WHAT IS EXPECTED:
Only lines holding the word "電視廣播" should be copied from the material.

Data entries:
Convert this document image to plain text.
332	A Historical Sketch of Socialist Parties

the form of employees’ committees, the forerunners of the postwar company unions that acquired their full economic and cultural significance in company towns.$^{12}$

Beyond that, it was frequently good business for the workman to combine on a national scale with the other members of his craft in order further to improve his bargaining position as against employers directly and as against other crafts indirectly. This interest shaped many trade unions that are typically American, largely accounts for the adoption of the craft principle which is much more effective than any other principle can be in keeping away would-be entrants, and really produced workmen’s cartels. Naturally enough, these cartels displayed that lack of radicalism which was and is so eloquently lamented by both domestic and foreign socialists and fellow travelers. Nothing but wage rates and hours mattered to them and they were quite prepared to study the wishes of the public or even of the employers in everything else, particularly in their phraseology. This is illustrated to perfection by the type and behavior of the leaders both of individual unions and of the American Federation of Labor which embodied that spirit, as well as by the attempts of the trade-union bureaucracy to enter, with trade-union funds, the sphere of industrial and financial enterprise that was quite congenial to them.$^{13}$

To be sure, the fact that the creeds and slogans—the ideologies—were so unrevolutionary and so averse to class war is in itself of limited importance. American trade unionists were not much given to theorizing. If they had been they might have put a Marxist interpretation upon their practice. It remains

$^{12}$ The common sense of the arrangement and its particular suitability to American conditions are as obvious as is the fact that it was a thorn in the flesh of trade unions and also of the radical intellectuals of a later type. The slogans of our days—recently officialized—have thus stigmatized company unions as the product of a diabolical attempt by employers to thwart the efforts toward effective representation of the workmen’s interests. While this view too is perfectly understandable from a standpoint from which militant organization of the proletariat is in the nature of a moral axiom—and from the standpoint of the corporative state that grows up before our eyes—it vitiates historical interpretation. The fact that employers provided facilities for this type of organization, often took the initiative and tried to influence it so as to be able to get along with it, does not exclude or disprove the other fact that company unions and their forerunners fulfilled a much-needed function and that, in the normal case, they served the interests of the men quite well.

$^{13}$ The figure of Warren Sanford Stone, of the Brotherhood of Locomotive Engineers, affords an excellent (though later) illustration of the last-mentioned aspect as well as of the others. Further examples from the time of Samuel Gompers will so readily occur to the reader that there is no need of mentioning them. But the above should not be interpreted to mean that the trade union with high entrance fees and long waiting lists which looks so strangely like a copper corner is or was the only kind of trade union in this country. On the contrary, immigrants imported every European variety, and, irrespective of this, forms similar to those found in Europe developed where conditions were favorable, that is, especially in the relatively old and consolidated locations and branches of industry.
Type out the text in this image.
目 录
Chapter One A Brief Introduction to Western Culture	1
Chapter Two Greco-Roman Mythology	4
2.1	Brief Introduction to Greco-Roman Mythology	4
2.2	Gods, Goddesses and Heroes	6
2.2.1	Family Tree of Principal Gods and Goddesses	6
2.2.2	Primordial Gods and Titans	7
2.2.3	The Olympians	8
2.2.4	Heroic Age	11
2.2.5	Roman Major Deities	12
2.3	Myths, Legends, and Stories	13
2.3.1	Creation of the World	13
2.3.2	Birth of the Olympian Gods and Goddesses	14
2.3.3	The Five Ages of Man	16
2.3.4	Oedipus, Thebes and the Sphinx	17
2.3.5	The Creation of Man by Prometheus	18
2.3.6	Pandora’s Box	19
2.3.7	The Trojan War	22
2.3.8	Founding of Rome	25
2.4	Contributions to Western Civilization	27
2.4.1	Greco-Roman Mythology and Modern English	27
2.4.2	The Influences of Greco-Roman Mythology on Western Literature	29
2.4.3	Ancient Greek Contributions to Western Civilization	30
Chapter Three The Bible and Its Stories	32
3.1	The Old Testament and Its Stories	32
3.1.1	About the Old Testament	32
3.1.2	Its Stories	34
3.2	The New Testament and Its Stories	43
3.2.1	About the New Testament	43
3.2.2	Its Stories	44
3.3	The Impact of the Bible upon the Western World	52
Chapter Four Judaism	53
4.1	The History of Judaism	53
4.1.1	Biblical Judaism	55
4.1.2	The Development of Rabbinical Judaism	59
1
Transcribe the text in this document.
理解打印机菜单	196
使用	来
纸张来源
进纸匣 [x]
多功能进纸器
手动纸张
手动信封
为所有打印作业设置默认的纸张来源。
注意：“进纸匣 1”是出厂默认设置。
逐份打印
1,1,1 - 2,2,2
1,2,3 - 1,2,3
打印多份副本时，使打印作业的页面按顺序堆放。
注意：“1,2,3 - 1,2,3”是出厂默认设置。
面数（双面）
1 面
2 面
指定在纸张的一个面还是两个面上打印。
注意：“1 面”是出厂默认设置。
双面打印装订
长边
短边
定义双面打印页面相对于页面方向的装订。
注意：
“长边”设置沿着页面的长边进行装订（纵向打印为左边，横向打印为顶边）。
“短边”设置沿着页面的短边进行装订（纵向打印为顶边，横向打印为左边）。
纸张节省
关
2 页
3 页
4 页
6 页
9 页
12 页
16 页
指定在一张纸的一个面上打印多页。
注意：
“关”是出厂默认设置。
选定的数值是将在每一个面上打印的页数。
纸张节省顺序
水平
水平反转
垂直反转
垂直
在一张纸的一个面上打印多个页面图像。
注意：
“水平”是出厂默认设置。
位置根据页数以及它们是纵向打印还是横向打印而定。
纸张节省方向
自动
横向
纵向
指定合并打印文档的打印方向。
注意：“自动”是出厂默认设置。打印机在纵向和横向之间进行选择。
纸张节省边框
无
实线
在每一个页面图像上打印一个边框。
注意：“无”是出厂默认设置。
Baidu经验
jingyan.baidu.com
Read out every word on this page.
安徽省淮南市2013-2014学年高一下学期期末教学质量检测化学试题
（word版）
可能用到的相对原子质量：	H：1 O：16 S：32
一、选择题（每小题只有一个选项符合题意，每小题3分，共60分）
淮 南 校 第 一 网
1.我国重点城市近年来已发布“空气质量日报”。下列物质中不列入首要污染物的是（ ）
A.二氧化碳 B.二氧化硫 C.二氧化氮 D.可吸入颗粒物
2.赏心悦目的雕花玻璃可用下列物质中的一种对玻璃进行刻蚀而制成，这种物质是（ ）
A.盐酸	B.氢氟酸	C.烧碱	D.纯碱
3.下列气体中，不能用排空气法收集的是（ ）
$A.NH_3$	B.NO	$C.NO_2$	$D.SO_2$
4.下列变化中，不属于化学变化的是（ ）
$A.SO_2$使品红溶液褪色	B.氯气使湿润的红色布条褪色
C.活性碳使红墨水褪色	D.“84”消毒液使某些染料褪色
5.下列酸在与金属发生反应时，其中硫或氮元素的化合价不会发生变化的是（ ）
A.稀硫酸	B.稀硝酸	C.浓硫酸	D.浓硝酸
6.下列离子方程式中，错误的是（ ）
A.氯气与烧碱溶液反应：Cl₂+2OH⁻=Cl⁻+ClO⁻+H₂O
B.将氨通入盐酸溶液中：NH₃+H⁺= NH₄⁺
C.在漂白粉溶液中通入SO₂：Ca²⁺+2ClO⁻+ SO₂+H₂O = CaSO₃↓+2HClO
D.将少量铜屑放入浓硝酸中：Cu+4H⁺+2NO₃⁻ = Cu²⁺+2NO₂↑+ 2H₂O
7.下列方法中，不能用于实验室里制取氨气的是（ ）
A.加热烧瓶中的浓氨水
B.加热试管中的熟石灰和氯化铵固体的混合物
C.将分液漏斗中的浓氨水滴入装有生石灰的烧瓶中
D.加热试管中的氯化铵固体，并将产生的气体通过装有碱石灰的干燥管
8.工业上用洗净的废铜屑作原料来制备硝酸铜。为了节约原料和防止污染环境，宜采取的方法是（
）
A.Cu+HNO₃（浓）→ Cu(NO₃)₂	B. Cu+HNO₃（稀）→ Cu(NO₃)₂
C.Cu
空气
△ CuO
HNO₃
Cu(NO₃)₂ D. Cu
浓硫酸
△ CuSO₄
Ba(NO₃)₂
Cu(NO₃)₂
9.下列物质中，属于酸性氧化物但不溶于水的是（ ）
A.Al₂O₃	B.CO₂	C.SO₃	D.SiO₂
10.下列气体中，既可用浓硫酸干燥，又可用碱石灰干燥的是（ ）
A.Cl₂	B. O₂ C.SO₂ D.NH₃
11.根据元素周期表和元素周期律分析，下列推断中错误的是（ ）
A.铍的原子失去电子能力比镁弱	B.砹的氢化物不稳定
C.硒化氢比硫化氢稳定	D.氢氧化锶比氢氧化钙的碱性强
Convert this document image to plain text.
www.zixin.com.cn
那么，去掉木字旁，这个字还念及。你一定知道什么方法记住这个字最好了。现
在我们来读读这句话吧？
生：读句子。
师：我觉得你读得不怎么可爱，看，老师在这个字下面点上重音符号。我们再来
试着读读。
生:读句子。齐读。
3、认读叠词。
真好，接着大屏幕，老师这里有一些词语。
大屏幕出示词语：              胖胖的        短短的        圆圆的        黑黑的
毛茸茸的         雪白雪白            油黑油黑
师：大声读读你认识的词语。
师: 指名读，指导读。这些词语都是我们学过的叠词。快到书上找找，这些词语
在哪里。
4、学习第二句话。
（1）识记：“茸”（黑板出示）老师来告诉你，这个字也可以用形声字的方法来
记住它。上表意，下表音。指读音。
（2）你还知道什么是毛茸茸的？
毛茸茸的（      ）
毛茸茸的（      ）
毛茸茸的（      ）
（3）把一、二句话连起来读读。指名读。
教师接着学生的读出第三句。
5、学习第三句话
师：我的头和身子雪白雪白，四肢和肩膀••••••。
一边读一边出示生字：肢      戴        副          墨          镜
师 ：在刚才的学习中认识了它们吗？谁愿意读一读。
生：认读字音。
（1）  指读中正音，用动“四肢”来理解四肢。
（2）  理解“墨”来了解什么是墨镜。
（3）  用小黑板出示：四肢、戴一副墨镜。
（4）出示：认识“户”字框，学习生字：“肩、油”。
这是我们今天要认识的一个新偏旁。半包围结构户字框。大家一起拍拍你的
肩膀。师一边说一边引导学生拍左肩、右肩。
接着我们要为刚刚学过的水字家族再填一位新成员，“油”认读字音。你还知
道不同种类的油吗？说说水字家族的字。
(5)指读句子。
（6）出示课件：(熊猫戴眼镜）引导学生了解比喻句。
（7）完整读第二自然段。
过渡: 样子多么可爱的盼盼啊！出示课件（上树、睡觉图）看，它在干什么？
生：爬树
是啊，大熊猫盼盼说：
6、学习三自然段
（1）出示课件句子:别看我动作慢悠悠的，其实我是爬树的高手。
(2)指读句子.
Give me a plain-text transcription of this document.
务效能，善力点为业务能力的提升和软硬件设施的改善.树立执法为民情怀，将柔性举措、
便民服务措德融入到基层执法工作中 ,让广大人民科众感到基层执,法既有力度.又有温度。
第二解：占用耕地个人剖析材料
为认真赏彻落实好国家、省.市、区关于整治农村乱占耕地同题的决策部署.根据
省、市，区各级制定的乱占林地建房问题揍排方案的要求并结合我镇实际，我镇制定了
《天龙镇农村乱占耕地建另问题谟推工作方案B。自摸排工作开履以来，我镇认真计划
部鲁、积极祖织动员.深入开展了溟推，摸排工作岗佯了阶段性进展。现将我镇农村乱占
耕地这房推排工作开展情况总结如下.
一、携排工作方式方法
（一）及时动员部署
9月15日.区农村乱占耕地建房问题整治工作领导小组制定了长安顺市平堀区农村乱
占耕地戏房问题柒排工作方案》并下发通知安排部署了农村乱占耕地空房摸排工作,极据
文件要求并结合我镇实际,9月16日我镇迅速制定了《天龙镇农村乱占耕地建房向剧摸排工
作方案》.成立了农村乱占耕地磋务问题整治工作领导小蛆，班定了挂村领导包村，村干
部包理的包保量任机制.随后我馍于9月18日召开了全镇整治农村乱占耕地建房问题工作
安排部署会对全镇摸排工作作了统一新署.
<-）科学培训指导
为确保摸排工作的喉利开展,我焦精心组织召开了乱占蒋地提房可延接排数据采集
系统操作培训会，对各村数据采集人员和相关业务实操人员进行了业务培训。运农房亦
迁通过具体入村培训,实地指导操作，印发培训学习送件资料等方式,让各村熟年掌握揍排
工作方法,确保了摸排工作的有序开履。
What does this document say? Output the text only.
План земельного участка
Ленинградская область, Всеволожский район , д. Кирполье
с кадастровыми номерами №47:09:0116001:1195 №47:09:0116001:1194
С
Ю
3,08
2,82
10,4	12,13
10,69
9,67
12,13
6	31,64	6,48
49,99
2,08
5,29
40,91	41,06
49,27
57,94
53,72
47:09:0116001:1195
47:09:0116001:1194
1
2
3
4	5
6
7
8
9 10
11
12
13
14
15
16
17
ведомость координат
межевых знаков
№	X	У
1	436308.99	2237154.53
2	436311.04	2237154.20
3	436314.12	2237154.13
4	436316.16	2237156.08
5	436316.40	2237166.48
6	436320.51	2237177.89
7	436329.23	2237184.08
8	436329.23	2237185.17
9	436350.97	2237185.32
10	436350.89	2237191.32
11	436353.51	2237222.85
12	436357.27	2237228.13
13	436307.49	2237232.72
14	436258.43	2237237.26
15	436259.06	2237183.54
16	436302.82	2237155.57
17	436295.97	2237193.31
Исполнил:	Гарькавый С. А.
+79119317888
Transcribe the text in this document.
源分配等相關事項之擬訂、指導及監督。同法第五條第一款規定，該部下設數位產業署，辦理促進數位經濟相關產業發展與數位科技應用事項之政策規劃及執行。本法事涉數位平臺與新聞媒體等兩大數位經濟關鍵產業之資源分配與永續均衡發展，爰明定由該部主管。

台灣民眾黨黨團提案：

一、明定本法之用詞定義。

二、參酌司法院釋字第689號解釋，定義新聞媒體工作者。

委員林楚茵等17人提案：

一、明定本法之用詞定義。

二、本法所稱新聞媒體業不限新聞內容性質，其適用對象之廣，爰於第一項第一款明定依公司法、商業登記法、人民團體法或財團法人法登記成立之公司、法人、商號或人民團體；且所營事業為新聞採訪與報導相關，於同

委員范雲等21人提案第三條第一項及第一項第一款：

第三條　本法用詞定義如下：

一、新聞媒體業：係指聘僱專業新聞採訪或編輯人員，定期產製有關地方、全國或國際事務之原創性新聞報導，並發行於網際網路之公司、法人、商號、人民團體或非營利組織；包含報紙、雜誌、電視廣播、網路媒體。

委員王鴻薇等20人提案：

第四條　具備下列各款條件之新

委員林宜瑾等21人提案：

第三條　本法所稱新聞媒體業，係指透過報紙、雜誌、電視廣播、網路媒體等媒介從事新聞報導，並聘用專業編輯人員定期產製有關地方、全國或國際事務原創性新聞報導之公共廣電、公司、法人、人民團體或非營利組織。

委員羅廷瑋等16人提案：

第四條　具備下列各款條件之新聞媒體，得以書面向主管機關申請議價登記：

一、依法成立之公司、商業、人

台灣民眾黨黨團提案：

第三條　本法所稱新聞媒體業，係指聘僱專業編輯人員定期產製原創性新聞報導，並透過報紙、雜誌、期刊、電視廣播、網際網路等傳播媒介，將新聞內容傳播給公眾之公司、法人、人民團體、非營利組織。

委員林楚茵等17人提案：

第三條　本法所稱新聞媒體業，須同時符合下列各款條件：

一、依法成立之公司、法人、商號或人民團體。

COMPLETED TASK:
一、新聞媒體業：係指聘僱專業新聞採訪或編輯人員，定期產製有關地方、全國或國際事務之原創性新聞報導，並發行於網際網路之公司、法人、商號、人民團體或非營利組織；包含報紙、雜誌、電視廣播、網路媒體。
第三條　本法所稱新聞媒體業，係指透過報紙、雜誌、電視廣播、網路媒體等媒介從事新聞報導，並聘用專業編輯人員定期產製有關地方、全國或國際事務原創性新聞報導之公共廣電、公司、法人、人民團體或非營利組織。
第三條　本法所稱新聞媒體業，係指聘僱專業編輯人員定期產製原創性新聞報導，並透過報紙、雜誌、期刊、電視廣播、網際網路等傳播媒介，將新聞內容傳播給公眾之公司、法人、人民團體、非營利組織。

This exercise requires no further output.